Rewrite the lines below, replacing every "Transaction History" with "Payment Record" and leaving the rest untouched.

━━━━━━━━━━

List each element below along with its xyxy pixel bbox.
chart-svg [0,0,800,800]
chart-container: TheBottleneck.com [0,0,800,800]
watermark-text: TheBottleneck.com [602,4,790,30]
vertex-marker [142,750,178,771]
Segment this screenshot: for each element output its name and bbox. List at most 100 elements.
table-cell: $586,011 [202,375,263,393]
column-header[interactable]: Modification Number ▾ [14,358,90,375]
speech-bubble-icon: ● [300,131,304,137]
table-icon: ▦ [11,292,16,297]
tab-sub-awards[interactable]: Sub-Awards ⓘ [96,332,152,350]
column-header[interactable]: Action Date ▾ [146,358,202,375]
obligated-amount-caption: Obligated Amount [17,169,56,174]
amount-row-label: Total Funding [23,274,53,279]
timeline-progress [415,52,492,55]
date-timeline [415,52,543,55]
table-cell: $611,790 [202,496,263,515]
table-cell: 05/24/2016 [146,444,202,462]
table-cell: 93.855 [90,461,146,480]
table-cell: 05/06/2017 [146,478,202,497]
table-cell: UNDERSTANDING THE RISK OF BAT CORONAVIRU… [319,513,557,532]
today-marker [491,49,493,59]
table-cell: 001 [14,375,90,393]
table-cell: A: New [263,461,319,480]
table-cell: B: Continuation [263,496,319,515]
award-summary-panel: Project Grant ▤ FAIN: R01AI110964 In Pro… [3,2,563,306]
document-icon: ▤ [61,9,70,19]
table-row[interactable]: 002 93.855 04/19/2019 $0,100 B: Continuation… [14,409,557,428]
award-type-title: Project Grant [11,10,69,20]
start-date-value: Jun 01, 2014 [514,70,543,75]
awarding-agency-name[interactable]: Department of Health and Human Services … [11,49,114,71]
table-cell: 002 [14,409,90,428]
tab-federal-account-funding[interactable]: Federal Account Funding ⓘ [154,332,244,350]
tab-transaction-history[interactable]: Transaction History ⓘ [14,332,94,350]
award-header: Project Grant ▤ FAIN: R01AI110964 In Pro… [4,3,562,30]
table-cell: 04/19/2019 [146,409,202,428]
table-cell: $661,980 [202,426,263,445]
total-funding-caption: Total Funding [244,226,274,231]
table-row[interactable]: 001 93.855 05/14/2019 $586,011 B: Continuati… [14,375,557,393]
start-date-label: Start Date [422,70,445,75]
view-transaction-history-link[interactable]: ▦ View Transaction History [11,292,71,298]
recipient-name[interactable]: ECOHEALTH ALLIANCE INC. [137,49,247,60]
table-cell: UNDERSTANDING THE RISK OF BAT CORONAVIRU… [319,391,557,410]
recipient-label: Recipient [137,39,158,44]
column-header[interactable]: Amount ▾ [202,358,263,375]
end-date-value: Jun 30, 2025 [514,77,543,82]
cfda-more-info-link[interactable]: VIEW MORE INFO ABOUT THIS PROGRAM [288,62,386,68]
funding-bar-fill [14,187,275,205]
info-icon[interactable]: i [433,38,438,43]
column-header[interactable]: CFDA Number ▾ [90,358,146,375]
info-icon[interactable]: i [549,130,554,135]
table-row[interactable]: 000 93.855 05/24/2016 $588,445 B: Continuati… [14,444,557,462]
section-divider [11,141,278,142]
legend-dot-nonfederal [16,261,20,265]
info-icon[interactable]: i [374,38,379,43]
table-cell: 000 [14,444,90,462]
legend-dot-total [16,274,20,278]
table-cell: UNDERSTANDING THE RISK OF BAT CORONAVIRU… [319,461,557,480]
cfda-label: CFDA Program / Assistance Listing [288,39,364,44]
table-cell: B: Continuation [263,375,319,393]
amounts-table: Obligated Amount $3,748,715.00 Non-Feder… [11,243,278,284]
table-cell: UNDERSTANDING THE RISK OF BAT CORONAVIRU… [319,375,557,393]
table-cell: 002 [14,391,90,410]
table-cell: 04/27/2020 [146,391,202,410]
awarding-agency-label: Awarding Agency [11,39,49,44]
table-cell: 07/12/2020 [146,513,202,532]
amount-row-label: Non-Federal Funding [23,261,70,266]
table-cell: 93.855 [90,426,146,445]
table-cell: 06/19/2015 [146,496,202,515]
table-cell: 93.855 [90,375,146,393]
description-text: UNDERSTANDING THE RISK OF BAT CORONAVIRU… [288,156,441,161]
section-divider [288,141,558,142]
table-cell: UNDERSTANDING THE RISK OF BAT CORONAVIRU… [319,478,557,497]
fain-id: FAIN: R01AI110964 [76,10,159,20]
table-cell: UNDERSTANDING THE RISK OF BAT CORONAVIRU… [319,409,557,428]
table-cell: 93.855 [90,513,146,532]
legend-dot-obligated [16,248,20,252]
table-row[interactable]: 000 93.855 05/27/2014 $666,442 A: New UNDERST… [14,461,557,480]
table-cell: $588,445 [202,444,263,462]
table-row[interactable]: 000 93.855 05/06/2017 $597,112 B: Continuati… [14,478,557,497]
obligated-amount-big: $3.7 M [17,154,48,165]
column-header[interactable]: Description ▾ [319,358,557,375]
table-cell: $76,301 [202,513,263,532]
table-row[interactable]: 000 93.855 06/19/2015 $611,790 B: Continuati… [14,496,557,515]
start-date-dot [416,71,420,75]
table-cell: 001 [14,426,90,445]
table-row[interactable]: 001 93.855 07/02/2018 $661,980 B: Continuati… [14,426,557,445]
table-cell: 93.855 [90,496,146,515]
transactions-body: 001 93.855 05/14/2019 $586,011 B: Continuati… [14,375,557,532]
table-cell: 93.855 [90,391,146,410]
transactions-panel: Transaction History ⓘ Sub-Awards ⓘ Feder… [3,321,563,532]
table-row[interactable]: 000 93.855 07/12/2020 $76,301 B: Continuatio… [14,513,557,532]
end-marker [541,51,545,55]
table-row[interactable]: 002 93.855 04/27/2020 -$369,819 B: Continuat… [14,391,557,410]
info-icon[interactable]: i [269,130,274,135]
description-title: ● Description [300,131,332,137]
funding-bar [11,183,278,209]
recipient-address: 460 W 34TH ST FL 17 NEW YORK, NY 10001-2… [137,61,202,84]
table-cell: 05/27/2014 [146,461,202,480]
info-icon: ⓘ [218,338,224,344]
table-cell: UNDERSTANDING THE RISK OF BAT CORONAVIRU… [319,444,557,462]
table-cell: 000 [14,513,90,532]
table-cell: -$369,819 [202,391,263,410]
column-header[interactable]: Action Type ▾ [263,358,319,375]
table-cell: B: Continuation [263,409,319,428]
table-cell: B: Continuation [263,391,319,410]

━━━━━━━━━━

● EXERCISE SOLUTION:
List each element below along with its xyxy pixel bbox.
chart-svg [0,0,800,800]
chart-container: TheBottleneck.com [0,0,800,800]
watermark-text: TheBottleneck.com [602,4,790,30]
vertex-marker [142,750,178,771]
Segment this screenshot: for each element output its name and bbox. List at most 100 elements.
table-cell: $586,011 [202,375,263,393]
column-header[interactable]: Modification Number ▾ [14,358,90,375]
speech-bubble-icon: ● [300,131,304,137]
table-icon: ▦ [11,292,16,297]
tab-sub-awards[interactable]: Sub-Awards ⓘ [96,332,152,350]
column-header[interactable]: Action Date ▾ [146,358,202,375]
obligated-amount-caption: Obligated Amount [17,169,56,174]
amount-row-label: Total Funding [23,274,53,279]
timeline-progress [415,52,492,55]
date-timeline [415,52,543,55]
table-cell: $611,790 [202,496,263,515]
table-cell: 05/24/2016 [146,444,202,462]
table-cell: 93.855 [90,461,146,480]
table-cell: 05/06/2017 [146,478,202,497]
table-cell: UNDERSTANDING THE RISK OF BAT CORONAVIRU… [319,513,557,532]
today-marker [491,49,493,59]
table-cell: 001 [14,375,90,393]
table-cell: A: New [263,461,319,480]
table-cell: B: Continuation [263,496,319,515]
award-summary-panel: Project Grant ▤ FAIN: R01AI110964 In Pro… [3,2,563,306]
document-icon: ▤ [61,9,70,19]
table-row[interactable]: 002 93.855 04/19/2019 $0,100 B: Continuation… [14,409,557,428]
award-type-title: Project Grant [11,10,69,20]
start-date-value: Jun 01, 2014 [514,70,543,75]
awarding-agency-name[interactable]: Department of Health and Human Services … [11,49,114,71]
table-cell: 002 [14,409,90,428]
tab-federal-account-funding[interactable]: Federal Account Funding ⓘ [154,332,244,350]
tab-transaction-history[interactable]: Payment Record ⓘ [14,332,94,350]
award-header: Project Grant ▤ FAIN: R01AI110964 In Pro… [4,3,562,30]
table-cell: 04/19/2019 [146,409,202,428]
table-cell: $661,980 [202,426,263,445]
total-funding-caption: Total Funding [244,226,274,231]
table-row[interactable]: 001 93.855 05/14/2019 $586,011 B: Continuati… [14,375,557,393]
start-date-label: Start Date [422,70,445,75]
view-transaction-history-link[interactable]: ▦ View Payment Record [11,292,71,298]
recipient-name[interactable]: ECOHEALTH ALLIANCE INC. [137,49,247,60]
table-cell: UNDERSTANDING THE RISK OF BAT CORONAVIRU… [319,391,557,410]
recipient-label: Recipient [137,39,158,44]
column-header[interactable]: Amount ▾ [202,358,263,375]
end-date-value: Jun 30, 2025 [514,77,543,82]
cfda-more-info-link[interactable]: VIEW MORE INFO ABOUT THIS PROGRAM [288,62,386,68]
funding-bar-fill [14,187,275,205]
info-icon[interactable]: i [433,38,438,43]
column-header[interactable]: CFDA Number ▾ [90,358,146,375]
info-icon[interactable]: i [549,130,554,135]
table-row[interactable]: 000 93.855 05/24/2016 $588,445 B: Continuati… [14,444,557,462]
section-divider [11,141,278,142]
legend-dot-nonfederal [16,261,20,265]
info-icon[interactable]: i [374,38,379,43]
table-cell: 000 [14,444,90,462]
legend-dot-total [16,274,20,278]
table-cell: UNDERSTANDING THE RISK OF BAT CORONAVIRU… [319,461,557,480]
cfda-label: CFDA Program / Assistance Listing [288,39,364,44]
table-cell: B: Continuation [263,375,319,393]
amounts-table: Obligated Amount $3,748,715.00 Non-Feder… [11,243,278,284]
table-cell: UNDERSTANDING THE RISK OF BAT CORONAVIRU… [319,375,557,393]
table-cell: 002 [14,391,90,410]
table-cell: 04/27/2020 [146,391,202,410]
awarding-agency-label: Awarding Agency [11,39,49,44]
table-cell: 07/12/2020 [146,513,202,532]
amount-row-label: Non-Federal Funding [23,261,70,266]
table-cell: 93.855 [90,426,146,445]
table-cell: 06/19/2015 [146,496,202,515]
table-cell: 93.855 [90,375,146,393]
description-text: UNDERSTANDING THE RISK OF BAT CORONAVIRU… [288,156,441,161]
section-divider [288,141,558,142]
table-cell: UNDERSTANDING THE RISK OF BAT CORONAVIRU… [319,478,557,497]
fain-id: FAIN: R01AI110964 [76,10,159,20]
table-cell: UNDERSTANDING THE RISK OF BAT CORONAVIRU… [319,409,557,428]
table-cell: 93.855 [90,513,146,532]
legend-dot-obligated [16,248,20,252]
table-row[interactable]: 000 93.855 05/27/2014 $666,442 A: New UNDERST… [14,461,557,480]
table-cell: $588,445 [202,444,263,462]
table-row[interactable]: 000 93.855 05/06/2017 $597,112 B: Continuati… [14,478,557,497]
obligated-amount-big: $3.7 M [17,154,48,165]
column-header[interactable]: Description ▾ [319,358,557,375]
table-cell: $76,301 [202,513,263,532]
table-row[interactable]: 000 93.855 06/19/2015 $611,790 B: Continuati… [14,496,557,515]
start-date-dot [416,71,420,75]
table-cell: 001 [14,426,90,445]
table-row[interactable]: 001 93.855 07/02/2018 $661,980 B: Continuati… [14,426,557,445]
table-cell: 93.855 [90,496,146,515]
transactions-body: 001 93.855 05/14/2019 $586,011 B: Continuati… [14,375,557,532]
table-cell: 93.855 [90,391,146,410]
transactions-panel: Payment Record ⓘ Sub-Awards ⓘ Feder… [3,321,563,532]
table-row[interactable]: 000 93.855 07/12/2020 $76,301 B: Continuatio… [14,513,557,532]
end-marker [541,51,545,55]
table-row[interactable]: 002 93.855 04/27/2020 -$369,819 B: Continuat… [14,391,557,410]
info-icon[interactable]: i [269,130,274,135]
description-title: ● Description [300,131,332,137]
funding-bar [11,183,278,209]
recipient-address: 460 W 34TH ST FL 17 NEW YORK, NY 10001-2… [137,61,202,84]
table-cell: 05/27/2014 [146,461,202,480]
info-icon: ⓘ [218,338,224,344]
table-cell: UNDERSTANDING THE RISK OF BAT CORONAVIRU… [319,444,557,462]
table-cell: 000 [14,513,90,532]
table-cell: -$369,819 [202,391,263,410]
column-header[interactable]: Action Type ▾ [263,358,319,375]
table-cell: B: Continuation [263,409,319,428]
table-cell: B: Continuation [263,391,319,410]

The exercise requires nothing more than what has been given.